Raw data
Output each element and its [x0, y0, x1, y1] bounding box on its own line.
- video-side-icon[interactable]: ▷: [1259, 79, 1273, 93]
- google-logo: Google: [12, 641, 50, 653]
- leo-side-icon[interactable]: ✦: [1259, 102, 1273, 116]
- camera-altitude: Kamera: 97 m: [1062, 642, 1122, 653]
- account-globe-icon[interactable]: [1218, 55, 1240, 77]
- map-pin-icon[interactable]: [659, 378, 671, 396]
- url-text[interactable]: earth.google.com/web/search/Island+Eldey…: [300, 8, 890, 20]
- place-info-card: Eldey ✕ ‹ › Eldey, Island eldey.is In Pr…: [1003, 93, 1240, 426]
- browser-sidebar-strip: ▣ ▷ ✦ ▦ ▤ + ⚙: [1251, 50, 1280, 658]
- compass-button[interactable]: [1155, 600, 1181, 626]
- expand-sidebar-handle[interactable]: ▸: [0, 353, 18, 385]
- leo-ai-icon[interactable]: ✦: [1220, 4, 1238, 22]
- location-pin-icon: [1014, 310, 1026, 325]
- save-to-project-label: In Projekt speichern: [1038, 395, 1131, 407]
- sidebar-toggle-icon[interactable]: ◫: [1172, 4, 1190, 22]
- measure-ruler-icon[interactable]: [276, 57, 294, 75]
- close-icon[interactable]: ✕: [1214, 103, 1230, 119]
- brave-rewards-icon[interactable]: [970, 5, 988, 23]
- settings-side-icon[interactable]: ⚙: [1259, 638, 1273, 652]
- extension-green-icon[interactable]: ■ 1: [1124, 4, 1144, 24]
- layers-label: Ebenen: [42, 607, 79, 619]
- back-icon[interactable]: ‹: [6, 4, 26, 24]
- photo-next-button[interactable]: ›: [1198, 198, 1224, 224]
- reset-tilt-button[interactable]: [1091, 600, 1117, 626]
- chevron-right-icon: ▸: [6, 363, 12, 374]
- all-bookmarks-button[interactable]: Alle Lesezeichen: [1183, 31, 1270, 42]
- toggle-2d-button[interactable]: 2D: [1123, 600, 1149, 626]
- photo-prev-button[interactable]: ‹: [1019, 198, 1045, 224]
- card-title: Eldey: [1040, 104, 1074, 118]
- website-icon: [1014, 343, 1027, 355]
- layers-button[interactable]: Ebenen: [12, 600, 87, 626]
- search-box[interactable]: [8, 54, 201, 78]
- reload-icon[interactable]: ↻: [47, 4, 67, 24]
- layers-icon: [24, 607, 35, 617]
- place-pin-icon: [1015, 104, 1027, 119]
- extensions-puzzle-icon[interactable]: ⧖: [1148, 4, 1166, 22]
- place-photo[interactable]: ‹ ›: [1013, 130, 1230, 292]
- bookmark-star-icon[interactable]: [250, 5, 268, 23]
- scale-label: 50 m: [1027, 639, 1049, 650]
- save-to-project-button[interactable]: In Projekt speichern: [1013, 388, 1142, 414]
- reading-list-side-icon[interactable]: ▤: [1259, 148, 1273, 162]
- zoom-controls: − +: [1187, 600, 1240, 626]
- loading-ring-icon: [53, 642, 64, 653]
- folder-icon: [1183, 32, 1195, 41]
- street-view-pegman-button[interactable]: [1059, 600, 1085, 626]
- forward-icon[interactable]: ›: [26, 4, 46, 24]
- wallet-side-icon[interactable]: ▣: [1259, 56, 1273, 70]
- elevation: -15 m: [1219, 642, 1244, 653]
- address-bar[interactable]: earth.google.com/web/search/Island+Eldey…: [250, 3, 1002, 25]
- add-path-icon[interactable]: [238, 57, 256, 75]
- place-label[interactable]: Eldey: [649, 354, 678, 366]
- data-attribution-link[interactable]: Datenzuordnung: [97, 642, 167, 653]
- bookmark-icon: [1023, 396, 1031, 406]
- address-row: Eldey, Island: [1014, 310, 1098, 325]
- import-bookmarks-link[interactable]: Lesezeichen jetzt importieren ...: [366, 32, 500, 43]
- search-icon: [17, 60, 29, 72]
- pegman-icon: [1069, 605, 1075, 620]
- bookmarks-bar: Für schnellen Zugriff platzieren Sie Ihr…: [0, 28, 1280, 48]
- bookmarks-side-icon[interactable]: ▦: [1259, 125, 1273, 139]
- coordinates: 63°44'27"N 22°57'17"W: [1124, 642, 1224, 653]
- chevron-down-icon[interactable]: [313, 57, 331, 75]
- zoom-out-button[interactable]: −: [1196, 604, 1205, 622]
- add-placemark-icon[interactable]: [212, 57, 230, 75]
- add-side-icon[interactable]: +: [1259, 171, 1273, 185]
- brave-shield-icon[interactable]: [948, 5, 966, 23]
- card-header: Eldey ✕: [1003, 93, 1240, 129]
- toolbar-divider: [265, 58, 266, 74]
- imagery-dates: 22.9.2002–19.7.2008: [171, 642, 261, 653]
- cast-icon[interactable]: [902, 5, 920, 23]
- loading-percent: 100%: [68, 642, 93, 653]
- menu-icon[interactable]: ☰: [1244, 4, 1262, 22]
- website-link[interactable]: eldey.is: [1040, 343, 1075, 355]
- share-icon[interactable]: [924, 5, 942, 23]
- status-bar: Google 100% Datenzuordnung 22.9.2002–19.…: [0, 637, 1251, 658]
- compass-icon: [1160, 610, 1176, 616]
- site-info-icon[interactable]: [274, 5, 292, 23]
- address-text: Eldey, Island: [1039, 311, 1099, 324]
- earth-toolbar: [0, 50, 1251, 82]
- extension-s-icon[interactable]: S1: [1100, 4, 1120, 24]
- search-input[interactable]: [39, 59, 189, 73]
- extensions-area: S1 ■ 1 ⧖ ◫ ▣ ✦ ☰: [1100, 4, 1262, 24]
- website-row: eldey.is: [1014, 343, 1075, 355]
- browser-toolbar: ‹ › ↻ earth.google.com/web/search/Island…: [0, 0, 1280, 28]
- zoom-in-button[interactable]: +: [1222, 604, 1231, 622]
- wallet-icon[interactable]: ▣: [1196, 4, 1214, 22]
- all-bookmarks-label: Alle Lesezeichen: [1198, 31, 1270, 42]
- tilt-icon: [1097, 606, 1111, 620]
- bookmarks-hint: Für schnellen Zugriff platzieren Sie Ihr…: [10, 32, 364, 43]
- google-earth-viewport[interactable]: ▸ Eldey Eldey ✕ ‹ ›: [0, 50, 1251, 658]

Problem to solve
Reproduce every line of the entries above verbatim, keeping each character unchanged.

Reply to the exercise
Output each element and its [x0, y0, x1, y1] bounding box on its own line.
- video-side-icon[interactable]: ▷: [1259, 79, 1273, 93]
- google-logo: Google: [12, 641, 50, 653]
- leo-side-icon[interactable]: ✦: [1259, 102, 1273, 116]
- camera-altitude: Kamera: 97 m: [1062, 642, 1122, 653]
- account-globe-icon[interactable]: [1218, 55, 1240, 77]
- map-pin-icon[interactable]: [659, 378, 671, 396]
- url-text[interactable]: earth.google.com/web/search/Island+Eldey…: [300, 8, 890, 20]
- place-info-card: Eldey ✕ ‹ › Eldey, Island eldey.is In Pr…: [1003, 93, 1240, 426]
- browser-sidebar-strip: ▣ ▷ ✦ ▦ ▤ + ⚙: [1251, 50, 1280, 658]
- compass-button[interactable]: [1155, 600, 1181, 626]
- expand-sidebar-handle[interactable]: ▸: [0, 353, 18, 385]
- leo-ai-icon[interactable]: ✦: [1220, 4, 1238, 22]
- location-pin-icon: [1014, 310, 1026, 325]
- save-to-project-label: In Projekt speichern: [1038, 395, 1131, 407]
- sidebar-toggle-icon[interactable]: ◫: [1172, 4, 1190, 22]
- measure-ruler-icon[interactable]: [276, 57, 294, 75]
- close-icon[interactable]: ✕: [1214, 103, 1230, 119]
- brave-rewards-icon[interactable]: [970, 5, 988, 23]
- settings-side-icon[interactable]: ⚙: [1259, 638, 1273, 652]
- extension-green-icon[interactable]: ■ 1: [1124, 4, 1144, 24]
- layers-label: Ebenen: [42, 607, 79, 619]
- back-icon[interactable]: ‹: [6, 4, 26, 24]
- photo-next-button[interactable]: ›: [1198, 198, 1224, 224]
- reset-tilt-button[interactable]: [1091, 600, 1117, 626]
- chevron-right-icon: ▸: [6, 363, 12, 374]
- all-bookmarks-button[interactable]: Alle Lesezeichen: [1183, 31, 1270, 42]
- toggle-2d-button[interactable]: 2D: [1123, 600, 1149, 626]
- photo-prev-button[interactable]: ‹: [1019, 198, 1045, 224]
- card-title: Eldey: [1040, 104, 1074, 118]
- website-icon: [1014, 343, 1027, 355]
- layers-button[interactable]: Ebenen: [12, 600, 87, 626]
- search-box[interactable]: [8, 54, 201, 78]
- reload-icon[interactable]: ↻: [47, 4, 67, 24]
- layers-icon: [24, 607, 35, 617]
- place-pin-icon: [1015, 104, 1027, 119]
- extensions-puzzle-icon[interactable]: ⧖: [1148, 4, 1166, 22]
- place-photo[interactable]: ‹ ›: [1013, 130, 1230, 292]
- bookmark-star-icon[interactable]: [250, 5, 268, 23]
- scale-label: 50 m: [1027, 639, 1049, 650]
- save-to-project-button[interactable]: In Projekt speichern: [1013, 388, 1142, 414]
- reading-list-side-icon[interactable]: ▤: [1259, 148, 1273, 162]
- zoom-controls: − +: [1187, 600, 1240, 626]
- loading-ring-icon: [53, 642, 64, 653]
- folder-icon: [1183, 32, 1195, 41]
- street-view-pegman-button[interactable]: [1059, 600, 1085, 626]
- forward-icon[interactable]: ›: [26, 4, 46, 24]
- wallet-side-icon[interactable]: ▣: [1259, 56, 1273, 70]
- elevation: -15 m: [1219, 642, 1244, 653]
- address-bar[interactable]: earth.google.com/web/search/Island+Eldey…: [250, 3, 1002, 25]
- add-path-icon[interactable]: [238, 57, 256, 75]
- place-label[interactable]: Eldey: [649, 354, 678, 366]
- data-attribution-link[interactable]: Datenzuordnung: [97, 642, 167, 653]
- bookmark-icon: [1023, 396, 1031, 406]
- address-row: Eldey, Island: [1014, 310, 1098, 325]
- import-bookmarks-link[interactable]: Lesezeichen jetzt importieren ...: [366, 32, 500, 43]
- search-icon: [17, 60, 29, 72]
- pegman-icon: [1069, 605, 1075, 620]
- bookmarks-bar: Für schnellen Zugriff platzieren Sie Ihr…: [0, 28, 1280, 48]
- bookmarks-side-icon[interactable]: ▦: [1259, 125, 1273, 139]
- coordinates: 63°44'27"N 22°57'17"W: [1124, 642, 1224, 653]
- chevron-down-icon[interactable]: [313, 57, 331, 75]
- zoom-out-button[interactable]: −: [1196, 604, 1205, 622]
- add-placemark-icon[interactable]: [212, 57, 230, 75]
- add-side-icon[interactable]: +: [1259, 171, 1273, 185]
- brave-shield-icon[interactable]: [948, 5, 966, 23]
- card-header: Eldey ✕: [1003, 93, 1240, 129]
- toolbar-divider: [265, 58, 266, 74]
- imagery-dates: 22.9.2002–19.7.2008: [171, 642, 261, 653]
- cast-icon[interactable]: [902, 5, 920, 23]
- loading-percent: 100%: [68, 642, 93, 653]
- menu-icon[interactable]: ☰: [1244, 4, 1262, 22]
- website-link[interactable]: eldey.is: [1040, 343, 1075, 355]
- share-icon[interactable]: [924, 5, 942, 23]
- status-bar: Google 100% Datenzuordnung 22.9.2002–19.…: [0, 637, 1251, 658]
- compass-icon: [1160, 610, 1176, 616]
- site-info-icon[interactable]: [274, 5, 292, 23]
- address-text: Eldey, Island: [1039, 311, 1099, 324]
- earth-toolbar: [0, 50, 1251, 82]
- extension-s-icon[interactable]: S1: [1100, 4, 1120, 24]
- search-input[interactable]: [39, 59, 189, 73]
- extensions-area: S1 ■ 1 ⧖ ◫ ▣ ✦ ☰: [1100, 4, 1262, 24]
- website-row: eldey.is: [1014, 343, 1075, 355]
- browser-toolbar: ‹ › ↻ earth.google.com/web/search/Island…: [0, 0, 1280, 28]
- zoom-in-button[interactable]: +: [1222, 604, 1231, 622]
- wallet-icon[interactable]: ▣: [1196, 4, 1214, 22]
- all-bookmarks-label: Alle Lesezeichen: [1198, 31, 1270, 42]
- tilt-icon: [1097, 606, 1111, 620]
- bookmarks-hint: Für schnellen Zugriff platzieren Sie Ihr…: [10, 32, 364, 43]
- google-earth-viewport[interactable]: ▸ Eldey Eldey ✕ ‹ ›: [0, 50, 1251, 658]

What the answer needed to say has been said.